→ **Task prompt**:
Report the number of lines in the entries below that include the word "Казлов", and nothing else.

→ **Provided entries**:
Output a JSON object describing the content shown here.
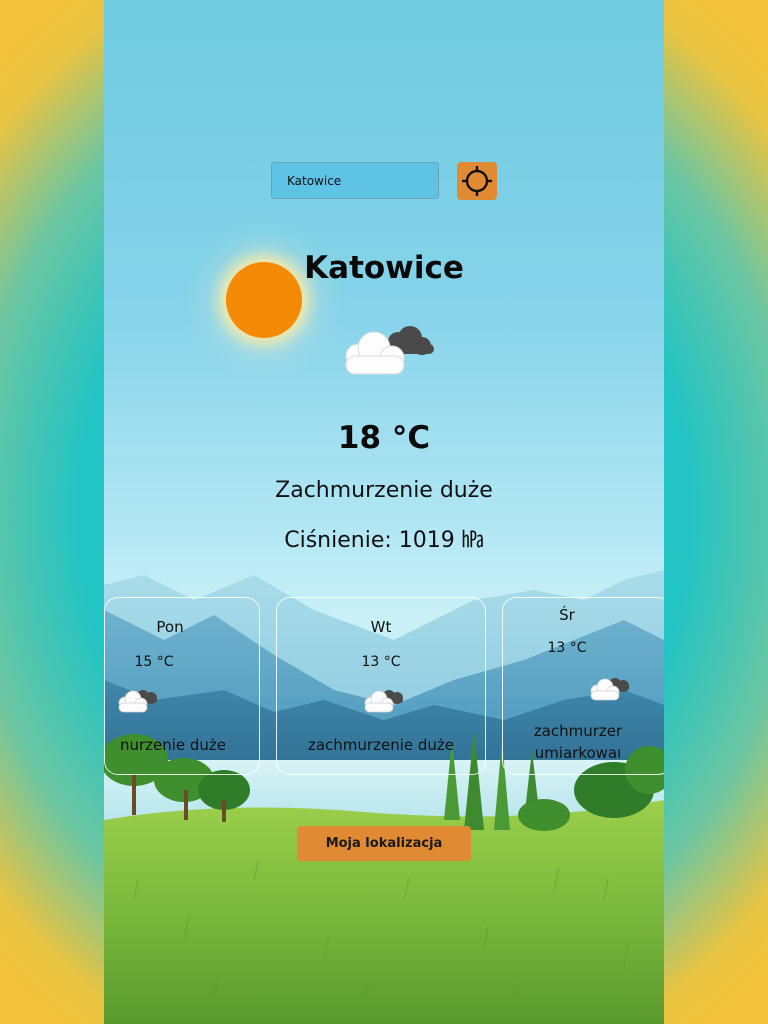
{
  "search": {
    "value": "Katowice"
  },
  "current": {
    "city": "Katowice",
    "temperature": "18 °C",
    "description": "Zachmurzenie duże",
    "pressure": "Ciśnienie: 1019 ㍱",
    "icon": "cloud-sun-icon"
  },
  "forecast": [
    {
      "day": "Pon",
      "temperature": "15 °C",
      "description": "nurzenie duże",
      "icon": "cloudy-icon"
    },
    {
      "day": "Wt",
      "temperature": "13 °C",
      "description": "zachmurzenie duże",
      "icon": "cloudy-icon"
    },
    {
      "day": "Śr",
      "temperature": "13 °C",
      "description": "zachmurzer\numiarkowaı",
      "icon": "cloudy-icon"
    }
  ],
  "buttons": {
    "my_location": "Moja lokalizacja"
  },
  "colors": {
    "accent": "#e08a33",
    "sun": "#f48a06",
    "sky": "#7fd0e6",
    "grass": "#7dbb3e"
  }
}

...

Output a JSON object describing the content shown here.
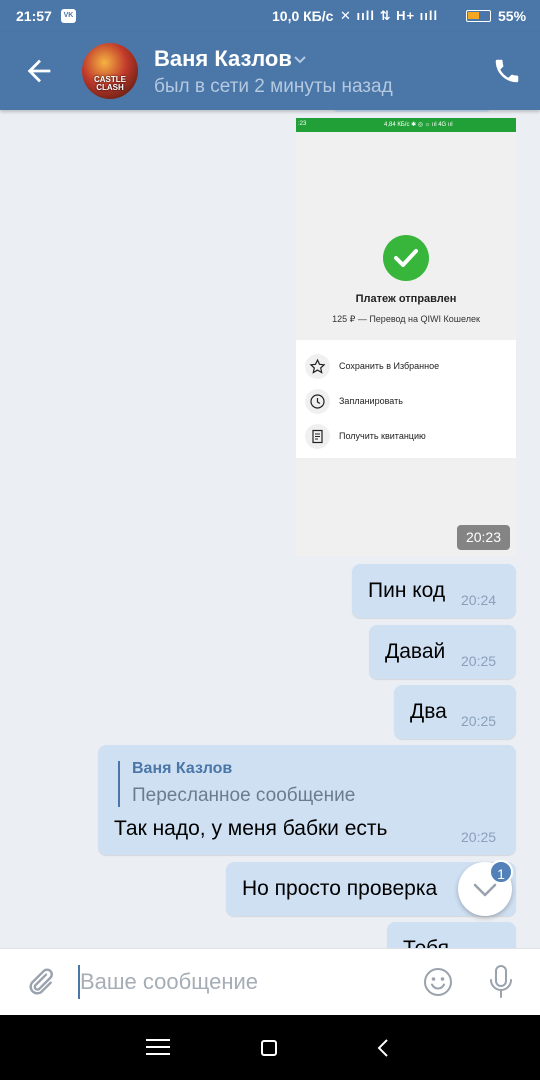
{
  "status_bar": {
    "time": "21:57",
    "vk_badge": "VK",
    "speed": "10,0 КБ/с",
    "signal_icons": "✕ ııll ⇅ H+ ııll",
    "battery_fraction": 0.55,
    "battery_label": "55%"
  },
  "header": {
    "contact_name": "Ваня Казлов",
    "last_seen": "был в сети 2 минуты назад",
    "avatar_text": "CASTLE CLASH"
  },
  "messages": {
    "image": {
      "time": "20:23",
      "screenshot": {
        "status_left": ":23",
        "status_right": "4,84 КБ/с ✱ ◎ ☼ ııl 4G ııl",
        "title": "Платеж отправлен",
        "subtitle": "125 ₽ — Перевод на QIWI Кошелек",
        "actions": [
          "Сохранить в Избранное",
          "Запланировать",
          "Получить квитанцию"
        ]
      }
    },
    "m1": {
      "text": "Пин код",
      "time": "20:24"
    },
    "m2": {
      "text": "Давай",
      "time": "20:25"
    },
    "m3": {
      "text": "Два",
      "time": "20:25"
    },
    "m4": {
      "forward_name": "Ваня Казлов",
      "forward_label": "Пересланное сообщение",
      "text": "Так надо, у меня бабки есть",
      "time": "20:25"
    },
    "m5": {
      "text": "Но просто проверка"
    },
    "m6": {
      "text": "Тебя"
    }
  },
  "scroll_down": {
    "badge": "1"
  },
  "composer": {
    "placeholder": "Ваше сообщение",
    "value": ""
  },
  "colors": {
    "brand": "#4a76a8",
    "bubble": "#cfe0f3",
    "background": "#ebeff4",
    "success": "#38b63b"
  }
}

==

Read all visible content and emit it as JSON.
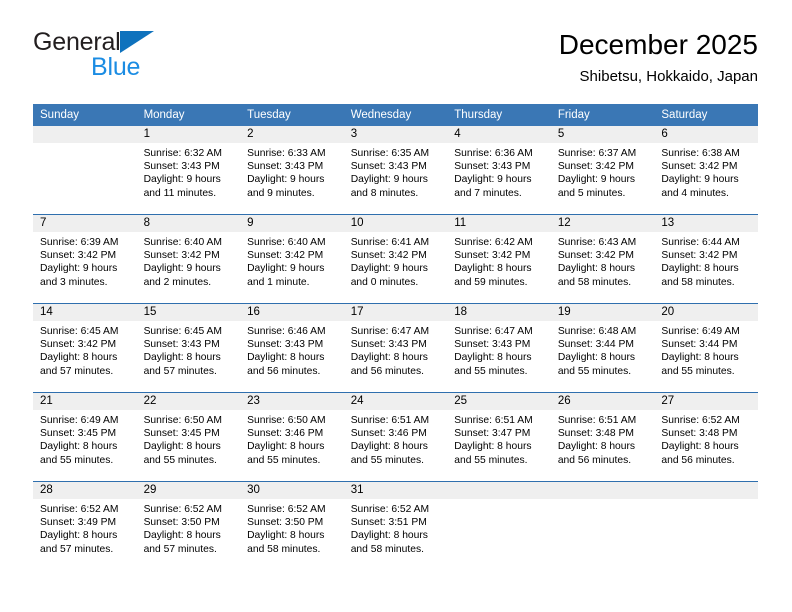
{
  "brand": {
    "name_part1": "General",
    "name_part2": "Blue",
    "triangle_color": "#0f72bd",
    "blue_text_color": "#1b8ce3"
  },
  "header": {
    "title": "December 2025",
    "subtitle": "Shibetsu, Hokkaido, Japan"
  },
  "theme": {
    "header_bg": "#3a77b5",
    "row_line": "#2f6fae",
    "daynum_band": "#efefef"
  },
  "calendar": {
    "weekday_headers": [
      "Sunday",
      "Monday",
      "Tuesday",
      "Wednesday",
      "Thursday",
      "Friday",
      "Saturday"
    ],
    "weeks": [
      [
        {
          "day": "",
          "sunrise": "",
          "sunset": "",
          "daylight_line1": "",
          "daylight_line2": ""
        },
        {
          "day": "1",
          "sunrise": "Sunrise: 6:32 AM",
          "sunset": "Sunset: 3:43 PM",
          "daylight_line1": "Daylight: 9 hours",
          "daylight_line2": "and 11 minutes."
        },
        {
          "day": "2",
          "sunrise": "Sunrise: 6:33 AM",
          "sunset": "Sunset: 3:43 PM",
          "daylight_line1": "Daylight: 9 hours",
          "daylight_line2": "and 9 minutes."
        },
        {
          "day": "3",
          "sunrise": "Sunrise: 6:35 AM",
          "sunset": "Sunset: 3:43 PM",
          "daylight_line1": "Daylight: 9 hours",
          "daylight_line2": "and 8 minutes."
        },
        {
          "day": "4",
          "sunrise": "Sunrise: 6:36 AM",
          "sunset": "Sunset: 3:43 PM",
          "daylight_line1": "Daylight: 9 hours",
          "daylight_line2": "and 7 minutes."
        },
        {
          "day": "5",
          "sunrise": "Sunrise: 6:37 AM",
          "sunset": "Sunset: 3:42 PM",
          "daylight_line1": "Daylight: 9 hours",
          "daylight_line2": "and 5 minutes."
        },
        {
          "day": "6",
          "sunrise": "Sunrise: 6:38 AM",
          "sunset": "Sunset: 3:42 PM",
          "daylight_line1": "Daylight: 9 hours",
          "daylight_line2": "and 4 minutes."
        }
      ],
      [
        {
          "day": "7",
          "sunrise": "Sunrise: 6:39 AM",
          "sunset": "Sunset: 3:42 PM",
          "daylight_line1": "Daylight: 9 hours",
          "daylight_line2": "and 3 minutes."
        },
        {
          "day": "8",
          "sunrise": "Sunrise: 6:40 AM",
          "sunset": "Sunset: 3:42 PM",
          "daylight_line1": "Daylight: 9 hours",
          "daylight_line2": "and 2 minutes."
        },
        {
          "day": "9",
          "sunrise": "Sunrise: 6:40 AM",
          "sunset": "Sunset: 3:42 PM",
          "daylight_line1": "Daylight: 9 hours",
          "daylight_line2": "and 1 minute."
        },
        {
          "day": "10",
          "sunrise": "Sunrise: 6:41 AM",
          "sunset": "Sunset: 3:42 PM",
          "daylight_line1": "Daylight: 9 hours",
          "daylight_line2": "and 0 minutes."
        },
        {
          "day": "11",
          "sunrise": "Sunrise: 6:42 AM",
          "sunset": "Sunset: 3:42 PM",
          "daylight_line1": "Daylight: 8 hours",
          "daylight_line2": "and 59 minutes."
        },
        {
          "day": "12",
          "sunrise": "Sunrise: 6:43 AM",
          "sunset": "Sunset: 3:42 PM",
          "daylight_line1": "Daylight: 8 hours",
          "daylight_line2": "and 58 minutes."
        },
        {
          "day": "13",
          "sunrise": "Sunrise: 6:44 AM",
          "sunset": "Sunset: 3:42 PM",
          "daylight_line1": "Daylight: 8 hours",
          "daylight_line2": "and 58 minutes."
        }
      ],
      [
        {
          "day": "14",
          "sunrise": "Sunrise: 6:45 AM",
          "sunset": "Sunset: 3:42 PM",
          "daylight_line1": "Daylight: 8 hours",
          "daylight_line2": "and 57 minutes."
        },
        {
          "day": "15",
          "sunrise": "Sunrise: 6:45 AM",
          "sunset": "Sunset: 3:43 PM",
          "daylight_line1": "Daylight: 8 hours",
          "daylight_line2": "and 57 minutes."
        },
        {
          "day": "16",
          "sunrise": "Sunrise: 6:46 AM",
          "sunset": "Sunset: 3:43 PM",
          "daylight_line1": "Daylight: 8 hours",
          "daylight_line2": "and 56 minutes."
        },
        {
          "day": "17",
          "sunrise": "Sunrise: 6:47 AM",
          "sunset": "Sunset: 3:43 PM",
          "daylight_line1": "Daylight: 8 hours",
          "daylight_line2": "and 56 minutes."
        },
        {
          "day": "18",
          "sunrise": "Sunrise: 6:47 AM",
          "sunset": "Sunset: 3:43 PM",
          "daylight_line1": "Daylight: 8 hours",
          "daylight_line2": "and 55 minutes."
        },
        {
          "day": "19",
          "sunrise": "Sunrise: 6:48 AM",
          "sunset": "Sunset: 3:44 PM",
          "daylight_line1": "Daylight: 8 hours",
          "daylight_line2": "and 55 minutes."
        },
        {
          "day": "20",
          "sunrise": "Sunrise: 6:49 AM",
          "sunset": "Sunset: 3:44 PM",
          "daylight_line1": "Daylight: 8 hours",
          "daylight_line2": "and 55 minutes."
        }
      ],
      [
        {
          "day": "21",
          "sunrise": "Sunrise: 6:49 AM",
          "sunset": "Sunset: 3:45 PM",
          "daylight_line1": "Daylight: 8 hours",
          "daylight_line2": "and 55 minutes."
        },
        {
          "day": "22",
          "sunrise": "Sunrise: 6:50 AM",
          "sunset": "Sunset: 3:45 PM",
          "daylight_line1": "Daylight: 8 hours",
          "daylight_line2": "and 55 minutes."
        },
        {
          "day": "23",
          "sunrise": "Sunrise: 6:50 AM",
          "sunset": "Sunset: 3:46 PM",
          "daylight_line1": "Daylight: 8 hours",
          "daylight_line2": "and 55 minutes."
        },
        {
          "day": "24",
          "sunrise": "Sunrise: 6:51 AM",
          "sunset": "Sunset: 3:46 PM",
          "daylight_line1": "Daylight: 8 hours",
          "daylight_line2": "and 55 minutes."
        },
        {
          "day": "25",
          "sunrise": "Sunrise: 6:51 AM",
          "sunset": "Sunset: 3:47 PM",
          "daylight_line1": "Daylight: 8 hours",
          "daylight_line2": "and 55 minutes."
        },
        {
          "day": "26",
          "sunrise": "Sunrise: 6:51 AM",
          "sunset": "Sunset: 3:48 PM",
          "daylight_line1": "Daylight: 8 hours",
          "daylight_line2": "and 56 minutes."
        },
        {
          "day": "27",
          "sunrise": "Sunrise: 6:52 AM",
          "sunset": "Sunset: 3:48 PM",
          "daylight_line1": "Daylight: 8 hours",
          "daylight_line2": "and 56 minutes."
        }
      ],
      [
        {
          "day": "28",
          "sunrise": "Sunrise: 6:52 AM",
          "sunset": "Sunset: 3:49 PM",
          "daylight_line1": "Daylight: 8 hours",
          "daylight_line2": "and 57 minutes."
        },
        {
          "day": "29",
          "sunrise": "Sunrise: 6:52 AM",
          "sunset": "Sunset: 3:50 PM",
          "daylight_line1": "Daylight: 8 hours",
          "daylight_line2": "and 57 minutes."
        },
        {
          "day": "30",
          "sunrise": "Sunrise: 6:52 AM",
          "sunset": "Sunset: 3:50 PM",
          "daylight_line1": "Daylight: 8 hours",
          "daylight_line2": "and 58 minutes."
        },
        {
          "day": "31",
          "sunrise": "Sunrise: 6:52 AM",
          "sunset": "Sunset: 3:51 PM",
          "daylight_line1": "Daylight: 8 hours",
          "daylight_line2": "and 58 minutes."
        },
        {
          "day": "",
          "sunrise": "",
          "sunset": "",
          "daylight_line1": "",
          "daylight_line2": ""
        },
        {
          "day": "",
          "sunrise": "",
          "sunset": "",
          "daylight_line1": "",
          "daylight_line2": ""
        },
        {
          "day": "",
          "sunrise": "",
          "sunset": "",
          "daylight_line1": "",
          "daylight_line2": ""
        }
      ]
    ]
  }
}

→ **The response**:
2